--- START PROVIDED MATERIAL ---

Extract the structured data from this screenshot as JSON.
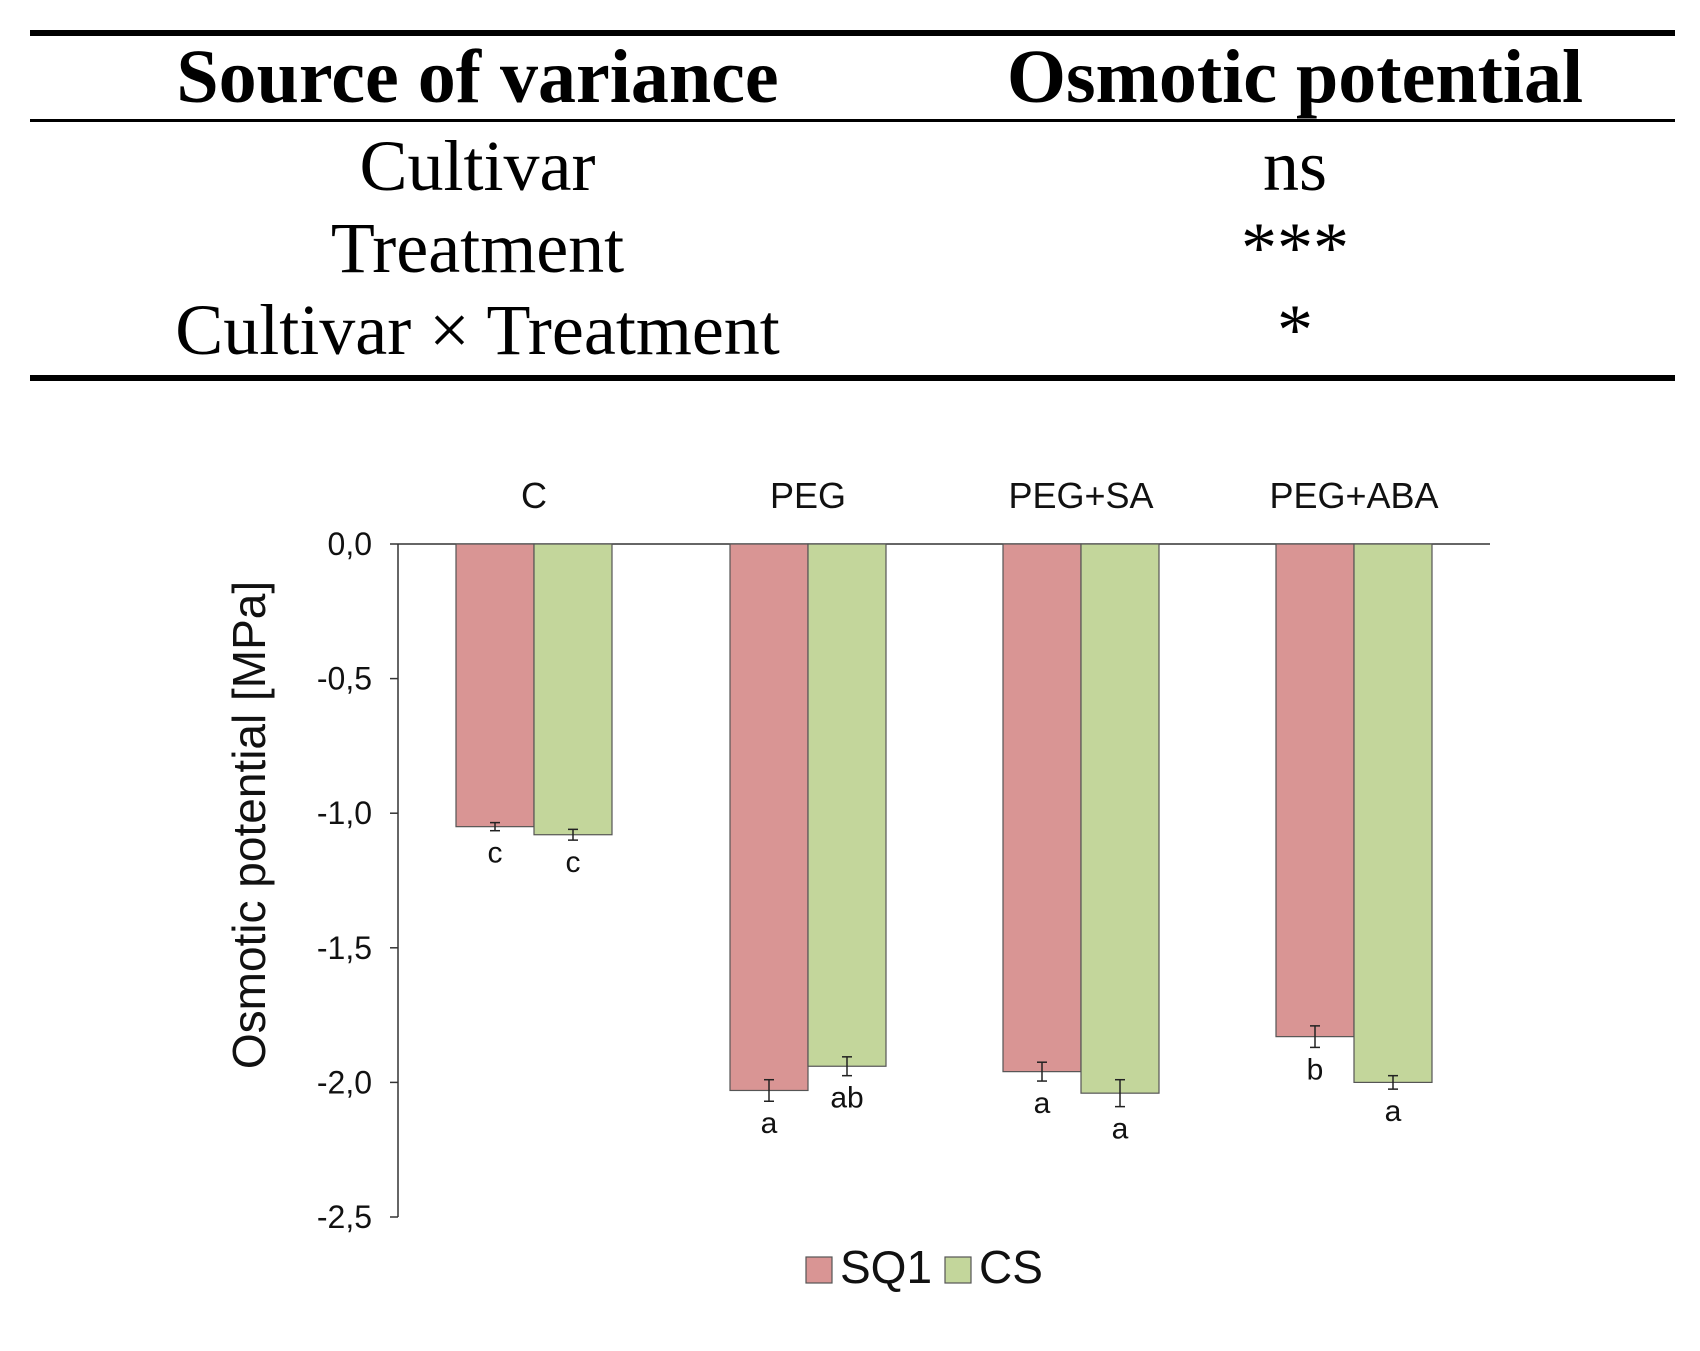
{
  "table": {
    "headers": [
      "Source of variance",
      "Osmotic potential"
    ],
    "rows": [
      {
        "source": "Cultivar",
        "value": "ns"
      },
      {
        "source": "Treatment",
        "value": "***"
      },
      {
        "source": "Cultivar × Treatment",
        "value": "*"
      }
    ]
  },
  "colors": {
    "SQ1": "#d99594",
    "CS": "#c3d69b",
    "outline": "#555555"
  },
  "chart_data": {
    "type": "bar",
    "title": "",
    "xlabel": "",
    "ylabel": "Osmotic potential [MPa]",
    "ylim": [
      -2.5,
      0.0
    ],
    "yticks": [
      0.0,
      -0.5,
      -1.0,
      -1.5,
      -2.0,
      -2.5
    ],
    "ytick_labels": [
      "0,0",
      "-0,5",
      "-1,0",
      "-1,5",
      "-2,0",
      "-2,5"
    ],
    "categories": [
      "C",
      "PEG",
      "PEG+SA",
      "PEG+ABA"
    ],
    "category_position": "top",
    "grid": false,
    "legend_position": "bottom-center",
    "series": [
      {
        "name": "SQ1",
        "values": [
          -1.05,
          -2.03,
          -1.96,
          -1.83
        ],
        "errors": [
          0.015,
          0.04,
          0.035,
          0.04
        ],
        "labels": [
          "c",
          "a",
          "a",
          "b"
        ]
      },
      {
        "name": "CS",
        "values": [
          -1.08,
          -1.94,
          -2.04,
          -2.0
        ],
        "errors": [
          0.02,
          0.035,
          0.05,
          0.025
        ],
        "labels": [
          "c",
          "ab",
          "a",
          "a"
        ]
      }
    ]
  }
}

--- END PROVIDED MATERIAL ---

__TASK GOAL__: Retype all of the entries exactly as written, leaving out any images.

__SOLUTION TO THE PROBLEM__:
Extract the structured data from this screenshot as JSON.
{
  "table": {
    "headers": [
      "Source of variance",
      "Osmotic potential"
    ],
    "rows": [
      {
        "source": "Cultivar",
        "value": "ns"
      },
      {
        "source": "Treatment",
        "value": "***"
      },
      {
        "source": "Cultivar × Treatment",
        "value": "*"
      }
    ]
  },
  "colors": {
    "SQ1": "#d99594",
    "CS": "#c3d69b",
    "outline": "#555555"
  },
  "chart_data": {
    "type": "bar",
    "title": "",
    "xlabel": "",
    "ylabel": "Osmotic potential [MPa]",
    "ylim": [
      -2.5,
      0.0
    ],
    "yticks": [
      0.0,
      -0.5,
      -1.0,
      -1.5,
      -2.0,
      -2.5
    ],
    "ytick_labels": [
      "0,0",
      "-0,5",
      "-1,0",
      "-1,5",
      "-2,0",
      "-2,5"
    ],
    "categories": [
      "C",
      "PEG",
      "PEG+SA",
      "PEG+ABA"
    ],
    "category_position": "top",
    "grid": false,
    "legend_position": "bottom-center",
    "series": [
      {
        "name": "SQ1",
        "values": [
          -1.05,
          -2.03,
          -1.96,
          -1.83
        ],
        "errors": [
          0.015,
          0.04,
          0.035,
          0.04
        ],
        "labels": [
          "c",
          "a",
          "a",
          "b"
        ]
      },
      {
        "name": "CS",
        "values": [
          -1.08,
          -1.94,
          -2.04,
          -2.0
        ],
        "errors": [
          0.02,
          0.035,
          0.05,
          0.025
        ],
        "labels": [
          "c",
          "ab",
          "a",
          "a"
        ]
      }
    ]
  }
}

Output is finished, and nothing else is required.